Pictures do not belong in your copy. Repeat all the other data exactly.
:: Provided information ::
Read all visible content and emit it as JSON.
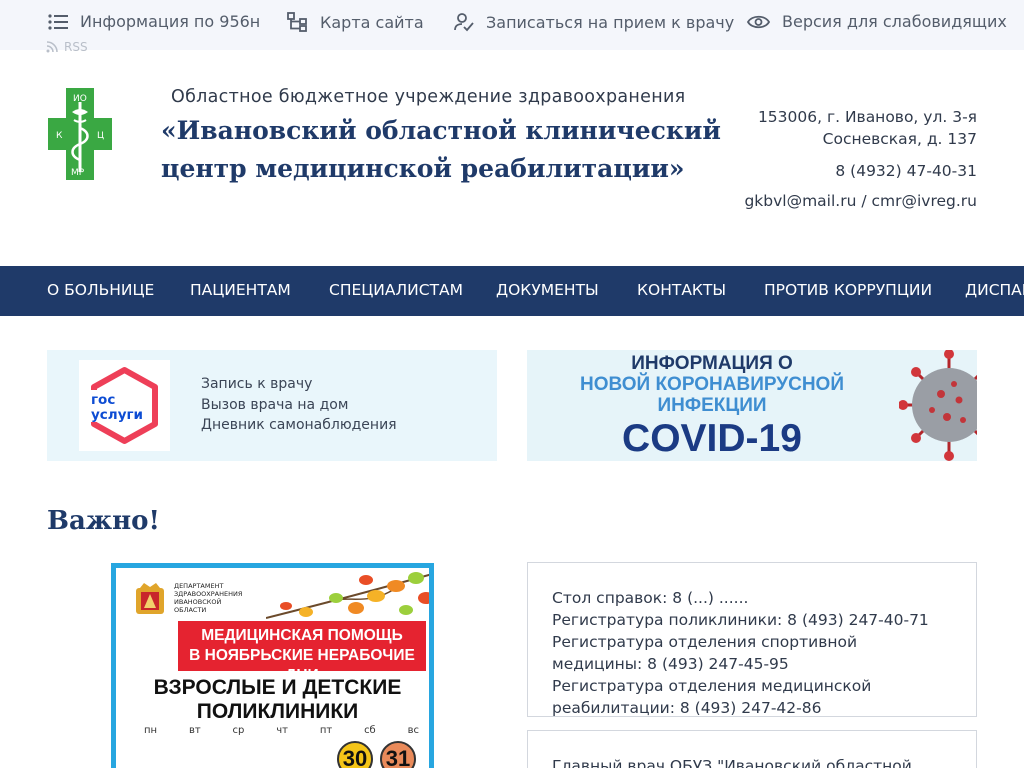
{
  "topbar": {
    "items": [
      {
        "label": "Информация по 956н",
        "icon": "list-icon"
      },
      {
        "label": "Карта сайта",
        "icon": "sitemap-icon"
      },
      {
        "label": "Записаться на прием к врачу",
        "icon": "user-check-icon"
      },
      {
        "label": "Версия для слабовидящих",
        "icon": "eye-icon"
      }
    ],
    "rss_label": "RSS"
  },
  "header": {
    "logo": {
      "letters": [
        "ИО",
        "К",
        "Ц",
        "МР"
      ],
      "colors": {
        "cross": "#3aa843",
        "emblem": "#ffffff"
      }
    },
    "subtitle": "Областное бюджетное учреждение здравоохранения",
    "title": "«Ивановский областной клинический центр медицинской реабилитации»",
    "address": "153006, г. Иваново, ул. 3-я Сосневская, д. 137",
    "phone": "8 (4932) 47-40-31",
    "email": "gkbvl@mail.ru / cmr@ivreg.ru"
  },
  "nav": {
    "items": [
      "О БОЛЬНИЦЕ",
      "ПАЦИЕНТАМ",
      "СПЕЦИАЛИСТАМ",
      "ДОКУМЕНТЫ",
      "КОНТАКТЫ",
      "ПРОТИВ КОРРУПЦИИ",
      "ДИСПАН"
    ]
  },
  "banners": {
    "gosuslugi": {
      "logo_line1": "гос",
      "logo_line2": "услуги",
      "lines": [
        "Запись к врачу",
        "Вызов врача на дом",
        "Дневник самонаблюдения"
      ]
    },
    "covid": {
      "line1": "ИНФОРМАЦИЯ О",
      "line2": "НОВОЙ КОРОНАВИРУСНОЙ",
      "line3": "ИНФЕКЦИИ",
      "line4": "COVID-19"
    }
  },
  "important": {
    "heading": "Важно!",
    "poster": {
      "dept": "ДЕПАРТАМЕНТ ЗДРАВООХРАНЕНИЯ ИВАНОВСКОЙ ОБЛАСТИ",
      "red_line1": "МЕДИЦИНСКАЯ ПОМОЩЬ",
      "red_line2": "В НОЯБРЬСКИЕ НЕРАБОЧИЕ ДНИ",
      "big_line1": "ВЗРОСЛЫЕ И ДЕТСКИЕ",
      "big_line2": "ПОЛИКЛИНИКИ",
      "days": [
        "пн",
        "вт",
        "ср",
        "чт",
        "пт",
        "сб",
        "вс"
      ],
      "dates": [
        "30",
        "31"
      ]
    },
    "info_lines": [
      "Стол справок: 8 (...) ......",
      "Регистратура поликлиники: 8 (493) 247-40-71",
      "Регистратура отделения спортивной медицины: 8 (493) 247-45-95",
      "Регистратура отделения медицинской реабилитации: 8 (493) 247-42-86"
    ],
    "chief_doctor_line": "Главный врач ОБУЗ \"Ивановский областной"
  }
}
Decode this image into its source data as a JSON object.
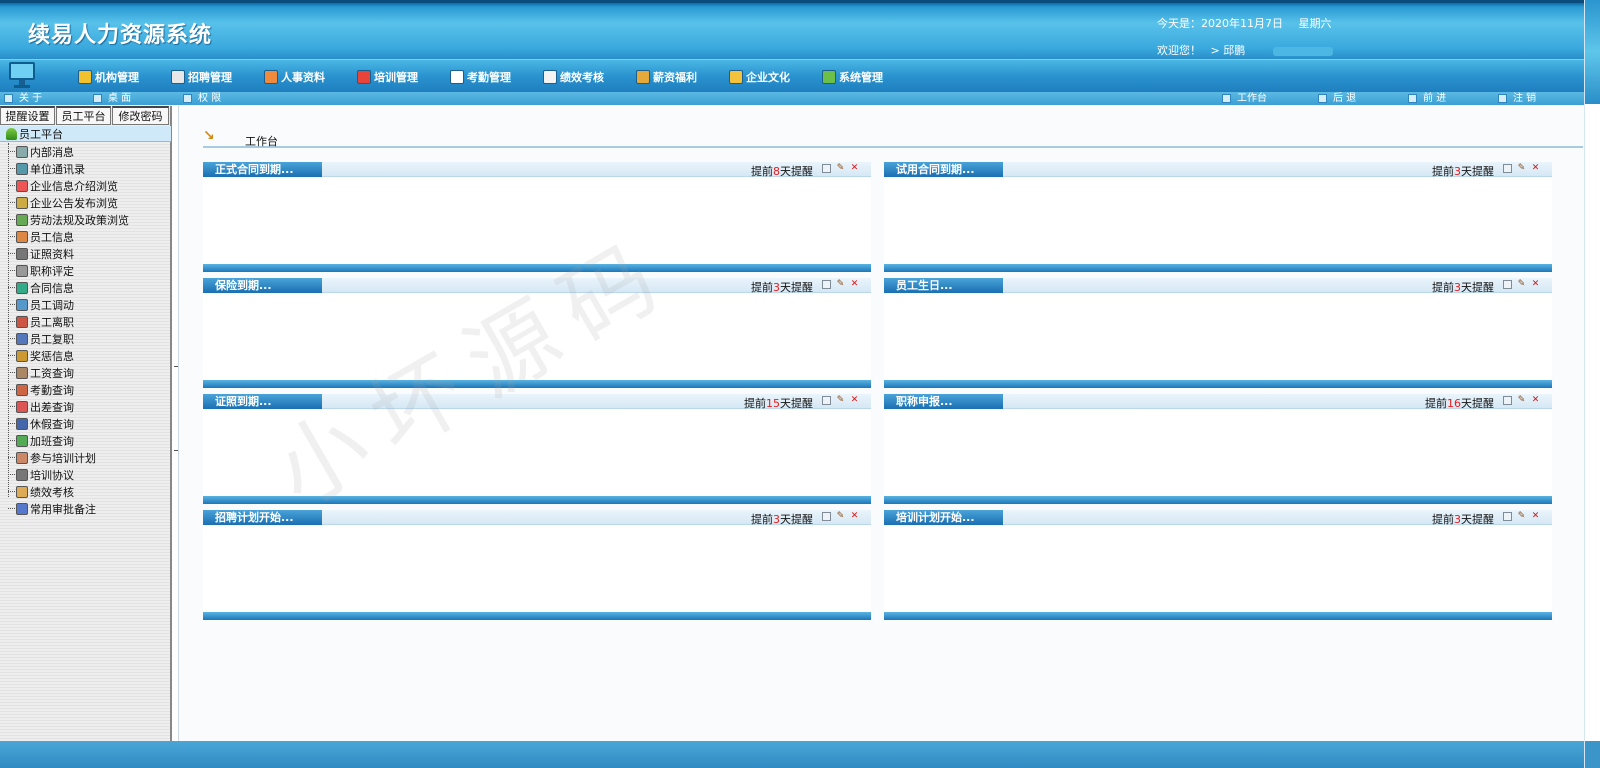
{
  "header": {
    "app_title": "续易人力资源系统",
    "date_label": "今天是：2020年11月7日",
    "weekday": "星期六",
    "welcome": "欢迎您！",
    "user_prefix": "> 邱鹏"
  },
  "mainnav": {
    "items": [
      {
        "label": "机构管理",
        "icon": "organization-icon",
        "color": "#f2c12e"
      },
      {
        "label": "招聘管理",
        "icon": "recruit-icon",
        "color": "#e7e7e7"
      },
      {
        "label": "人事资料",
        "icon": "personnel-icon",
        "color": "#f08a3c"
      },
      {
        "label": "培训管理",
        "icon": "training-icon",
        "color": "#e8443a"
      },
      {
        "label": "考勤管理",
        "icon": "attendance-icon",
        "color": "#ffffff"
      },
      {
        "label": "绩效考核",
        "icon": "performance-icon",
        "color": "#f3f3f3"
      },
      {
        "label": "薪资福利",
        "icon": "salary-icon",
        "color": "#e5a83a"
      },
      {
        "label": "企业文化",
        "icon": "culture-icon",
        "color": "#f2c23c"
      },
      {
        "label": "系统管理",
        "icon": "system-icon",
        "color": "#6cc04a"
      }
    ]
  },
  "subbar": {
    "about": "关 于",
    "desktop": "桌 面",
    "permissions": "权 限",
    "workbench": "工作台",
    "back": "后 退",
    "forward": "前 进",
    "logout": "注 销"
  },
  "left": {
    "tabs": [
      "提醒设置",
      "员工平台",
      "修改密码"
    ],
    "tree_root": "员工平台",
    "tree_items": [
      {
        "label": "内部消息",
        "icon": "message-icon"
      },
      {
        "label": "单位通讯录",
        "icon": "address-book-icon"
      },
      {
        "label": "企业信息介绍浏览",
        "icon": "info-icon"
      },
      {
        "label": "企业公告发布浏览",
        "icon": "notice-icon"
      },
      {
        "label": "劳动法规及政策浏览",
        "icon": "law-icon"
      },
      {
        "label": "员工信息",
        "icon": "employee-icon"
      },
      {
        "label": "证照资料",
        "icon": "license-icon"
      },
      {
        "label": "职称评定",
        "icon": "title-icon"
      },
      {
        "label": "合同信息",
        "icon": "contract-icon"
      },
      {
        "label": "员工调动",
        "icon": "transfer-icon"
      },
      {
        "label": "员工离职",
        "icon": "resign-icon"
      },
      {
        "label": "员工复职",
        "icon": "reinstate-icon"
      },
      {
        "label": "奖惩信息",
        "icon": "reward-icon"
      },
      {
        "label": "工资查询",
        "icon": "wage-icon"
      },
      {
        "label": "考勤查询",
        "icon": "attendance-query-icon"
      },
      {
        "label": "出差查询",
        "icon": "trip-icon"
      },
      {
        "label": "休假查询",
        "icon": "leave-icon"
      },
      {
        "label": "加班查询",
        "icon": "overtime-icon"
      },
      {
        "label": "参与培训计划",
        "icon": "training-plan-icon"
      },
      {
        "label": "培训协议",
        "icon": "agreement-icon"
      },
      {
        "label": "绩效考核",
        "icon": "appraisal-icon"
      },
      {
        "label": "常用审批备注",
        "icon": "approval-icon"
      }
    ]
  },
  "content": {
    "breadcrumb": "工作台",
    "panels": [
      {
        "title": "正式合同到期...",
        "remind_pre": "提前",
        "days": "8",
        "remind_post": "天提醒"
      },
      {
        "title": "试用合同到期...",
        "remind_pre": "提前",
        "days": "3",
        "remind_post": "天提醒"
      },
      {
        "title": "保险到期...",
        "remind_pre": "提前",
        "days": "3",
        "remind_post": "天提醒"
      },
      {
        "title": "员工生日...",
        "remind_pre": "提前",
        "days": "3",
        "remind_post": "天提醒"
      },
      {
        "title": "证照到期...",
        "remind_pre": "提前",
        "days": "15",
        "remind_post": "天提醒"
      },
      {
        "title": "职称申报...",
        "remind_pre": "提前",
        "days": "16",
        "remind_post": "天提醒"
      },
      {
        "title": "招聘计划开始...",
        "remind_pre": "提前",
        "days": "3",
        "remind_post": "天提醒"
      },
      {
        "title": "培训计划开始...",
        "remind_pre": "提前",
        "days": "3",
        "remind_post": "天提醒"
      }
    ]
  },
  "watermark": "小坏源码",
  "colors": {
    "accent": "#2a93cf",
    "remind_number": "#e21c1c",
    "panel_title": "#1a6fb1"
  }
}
:::
» Correct answer:
Read all visible content and emit it as JSON.
{
  "topbar": {
    "items": [
      {
        "label": "Информация по 956н",
        "icon": "list-icon"
      },
      {
        "label": "Карта сайта",
        "icon": "sitemap-icon"
      },
      {
        "label": "Записаться на прием к врачу",
        "icon": "user-check-icon"
      },
      {
        "label": "Версия для слабовидящих",
        "icon": "eye-icon"
      }
    ],
    "rss_label": "RSS"
  },
  "header": {
    "logo": {
      "letters": [
        "ИО",
        "К",
        "Ц",
        "МР"
      ],
      "colors": {
        "cross": "#3aa843",
        "emblem": "#ffffff"
      }
    },
    "subtitle": "Областное бюджетное учреждение здравоохранения",
    "title": "«Ивановский областной клинический центр медицинской реабилитации»",
    "address": "153006, г. Иваново, ул. 3-я Сосневская, д. 137",
    "phone": "8 (4932) 47-40-31",
    "email": "gkbvl@mail.ru / cmr@ivreg.ru"
  },
  "nav": {
    "items": [
      "О БОЛЬНИЦЕ",
      "ПАЦИЕНТАМ",
      "СПЕЦИАЛИСТАМ",
      "ДОКУМЕНТЫ",
      "КОНТАКТЫ",
      "ПРОТИВ КОРРУПЦИИ",
      "ДИСПАН"
    ]
  },
  "banners": {
    "gosuslugi": {
      "logo_line1": "гос",
      "logo_line2": "услуги",
      "lines": [
        "Запись к врачу",
        "Вызов врача на дом",
        "Дневник самонаблюдения"
      ]
    },
    "covid": {
      "line1": "ИНФОРМАЦИЯ О",
      "line2": "НОВОЙ КОРОНАВИРУСНОЙ",
      "line3": "ИНФЕКЦИИ",
      "line4": "COVID-19"
    }
  },
  "important": {
    "heading": "Важно!",
    "poster": {
      "dept": "ДЕПАРТАМЕНТ ЗДРАВООХРАНЕНИЯ ИВАНОВСКОЙ ОБЛАСТИ",
      "red_line1": "МЕДИЦИНСКАЯ ПОМОЩЬ",
      "red_line2": "В НОЯБРЬСКИЕ НЕРАБОЧИЕ ДНИ",
      "big_line1": "ВЗРОСЛЫЕ И ДЕТСКИЕ",
      "big_line2": "ПОЛИКЛИНИКИ",
      "days": [
        "пн",
        "вт",
        "ср",
        "чт",
        "пт",
        "сб",
        "вс"
      ],
      "dates": [
        "30",
        "31"
      ]
    },
    "info_lines": [
      "Стол справок: 8 (...) ......",
      "Регистратура поликлиники: 8 (493) 247-40-71",
      "Регистратура отделения спортивной медицины: 8 (493) 247-45-95",
      "Регистратура отделения медицинской реабилитации: 8 (493) 247-42-86"
    ],
    "chief_doctor_line": "Главный врач ОБУЗ \"Ивановский областной"
  }
}
Decode this image into its source data as a JSON object.
{
  "header": {
    "app_title": "续易人力资源系统",
    "date_label": "今天是：2020年11月7日",
    "weekday": "星期六",
    "welcome": "欢迎您！",
    "user_prefix": "> 邱鹏"
  },
  "mainnav": {
    "items": [
      {
        "label": "机构管理",
        "icon": "organization-icon",
        "color": "#f2c12e"
      },
      {
        "label": "招聘管理",
        "icon": "recruit-icon",
        "color": "#e7e7e7"
      },
      {
        "label": "人事资料",
        "icon": "personnel-icon",
        "color": "#f08a3c"
      },
      {
        "label": "培训管理",
        "icon": "training-icon",
        "color": "#e8443a"
      },
      {
        "label": "考勤管理",
        "icon": "attendance-icon",
        "color": "#ffffff"
      },
      {
        "label": "绩效考核",
        "icon": "performance-icon",
        "color": "#f3f3f3"
      },
      {
        "label": "薪资福利",
        "icon": "salary-icon",
        "color": "#e5a83a"
      },
      {
        "label": "企业文化",
        "icon": "culture-icon",
        "color": "#f2c23c"
      },
      {
        "label": "系统管理",
        "icon": "system-icon",
        "color": "#6cc04a"
      }
    ]
  },
  "subbar": {
    "about": "关 于",
    "desktop": "桌 面",
    "permissions": "权 限",
    "workbench": "工作台",
    "back": "后 退",
    "forward": "前 进",
    "logout": "注 销"
  },
  "left": {
    "tabs": [
      "提醒设置",
      "员工平台",
      "修改密码"
    ],
    "tree_root": "员工平台",
    "tree_items": [
      {
        "label": "内部消息",
        "icon": "message-icon"
      },
      {
        "label": "单位通讯录",
        "icon": "address-book-icon"
      },
      {
        "label": "企业信息介绍浏览",
        "icon": "info-icon"
      },
      {
        "label": "企业公告发布浏览",
        "icon": "notice-icon"
      },
      {
        "label": "劳动法规及政策浏览",
        "icon": "law-icon"
      },
      {
        "label": "员工信息",
        "icon": "employee-icon"
      },
      {
        "label": "证照资料",
        "icon": "license-icon"
      },
      {
        "label": "职称评定",
        "icon": "title-icon"
      },
      {
        "label": "合同信息",
        "icon": "contract-icon"
      },
      {
        "label": "员工调动",
        "icon": "transfer-icon"
      },
      {
        "label": "员工离职",
        "icon": "resign-icon"
      },
      {
        "label": "员工复职",
        "icon": "reinstate-icon"
      },
      {
        "label": "奖惩信息",
        "icon": "reward-icon"
      },
      {
        "label": "工资查询",
        "icon": "wage-icon"
      },
      {
        "label": "考勤查询",
        "icon": "attendance-query-icon"
      },
      {
        "label": "出差查询",
        "icon": "trip-icon"
      },
      {
        "label": "休假查询",
        "icon": "leave-icon"
      },
      {
        "label": "加班查询",
        "icon": "overtime-icon"
      },
      {
        "label": "参与培训计划",
        "icon": "training-plan-icon"
      },
      {
        "label": "培训协议",
        "icon": "agreement-icon"
      },
      {
        "label": "绩效考核",
        "icon": "appraisal-icon"
      },
      {
        "label": "常用审批备注",
        "icon": "approval-icon"
      }
    ]
  },
  "content": {
    "breadcrumb": "工作台",
    "panels": [
      {
        "title": "正式合同到期...",
        "remind_pre": "提前",
        "days": "8",
        "remind_post": "天提醒"
      },
      {
        "title": "试用合同到期...",
        "remind_pre": "提前",
        "days": "3",
        "remind_post": "天提醒"
      },
      {
        "title": "保险到期...",
        "remind_pre": "提前",
        "days": "3",
        "remind_post": "天提醒"
      },
      {
        "title": "员工生日...",
        "remind_pre": "提前",
        "days": "3",
        "remind_post": "天提醒"
      },
      {
        "title": "证照到期...",
        "remind_pre": "提前",
        "days": "15",
        "remind_post": "天提醒"
      },
      {
        "title": "职称申报...",
        "remind_pre": "提前",
        "days": "16",
        "remind_post": "天提醒"
      },
      {
        "title": "招聘计划开始...",
        "remind_pre": "提前",
        "days": "3",
        "remind_post": "天提醒"
      },
      {
        "title": "培训计划开始...",
        "remind_pre": "提前",
        "days": "3",
        "remind_post": "天提醒"
      }
    ]
  },
  "watermark": "小坏源码",
  "colors": {
    "accent": "#2a93cf",
    "remind_number": "#e21c1c",
    "panel_title": "#1a6fb1"
  }
}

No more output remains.